## Your objective:
Write the records out again, keeping each line exactly as it is.

## Items listed in a dataset:
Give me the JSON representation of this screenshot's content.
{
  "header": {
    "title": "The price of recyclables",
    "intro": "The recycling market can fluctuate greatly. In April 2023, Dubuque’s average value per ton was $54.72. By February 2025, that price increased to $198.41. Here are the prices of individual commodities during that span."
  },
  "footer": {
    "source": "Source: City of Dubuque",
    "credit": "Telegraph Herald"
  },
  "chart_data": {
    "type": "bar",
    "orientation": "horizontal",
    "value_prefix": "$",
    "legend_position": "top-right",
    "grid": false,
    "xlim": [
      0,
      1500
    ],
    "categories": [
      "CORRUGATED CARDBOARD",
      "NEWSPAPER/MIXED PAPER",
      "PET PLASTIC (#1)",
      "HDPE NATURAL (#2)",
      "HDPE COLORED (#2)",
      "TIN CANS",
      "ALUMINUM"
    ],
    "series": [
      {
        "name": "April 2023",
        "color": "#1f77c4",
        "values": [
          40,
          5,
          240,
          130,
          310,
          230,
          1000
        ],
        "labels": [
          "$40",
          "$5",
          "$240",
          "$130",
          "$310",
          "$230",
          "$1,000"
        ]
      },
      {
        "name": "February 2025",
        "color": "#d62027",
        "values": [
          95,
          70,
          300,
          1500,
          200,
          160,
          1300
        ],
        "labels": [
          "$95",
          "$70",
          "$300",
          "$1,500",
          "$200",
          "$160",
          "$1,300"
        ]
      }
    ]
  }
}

## Output below:
Give me the JSON representation of this screenshot's content.
{
  "header": {
    "title": "The price of recyclables",
    "intro": "The recycling market can fluctuate greatly. In April 2023, Dubuque’s average value per ton was $54.72. By February 2025, that price increased to $198.41. Here are the prices of individual commodities during that span."
  },
  "footer": {
    "source": "Source: City of Dubuque",
    "credit": "Telegraph Herald"
  },
  "chart_data": {
    "type": "bar",
    "orientation": "horizontal",
    "value_prefix": "$",
    "legend_position": "top-right",
    "grid": false,
    "xlim": [
      0,
      1500
    ],
    "categories": [
      "CORRUGATED CARDBOARD",
      "NEWSPAPER/MIXED PAPER",
      "PET PLASTIC (#1)",
      "HDPE NATURAL (#2)",
      "HDPE COLORED (#2)",
      "TIN CANS",
      "ALUMINUM"
    ],
    "series": [
      {
        "name": "April 2023",
        "color": "#1f77c4",
        "values": [
          40,
          5,
          240,
          130,
          310,
          230,
          1000
        ],
        "labels": [
          "$40",
          "$5",
          "$240",
          "$130",
          "$310",
          "$230",
          "$1,000"
        ]
      },
      {
        "name": "February 2025",
        "color": "#d62027",
        "values": [
          95,
          70,
          300,
          1500,
          200,
          160,
          1300
        ],
        "labels": [
          "$95",
          "$70",
          "$300",
          "$1,500",
          "$200",
          "$160",
          "$1,300"
        ]
      }
    ]
  }
}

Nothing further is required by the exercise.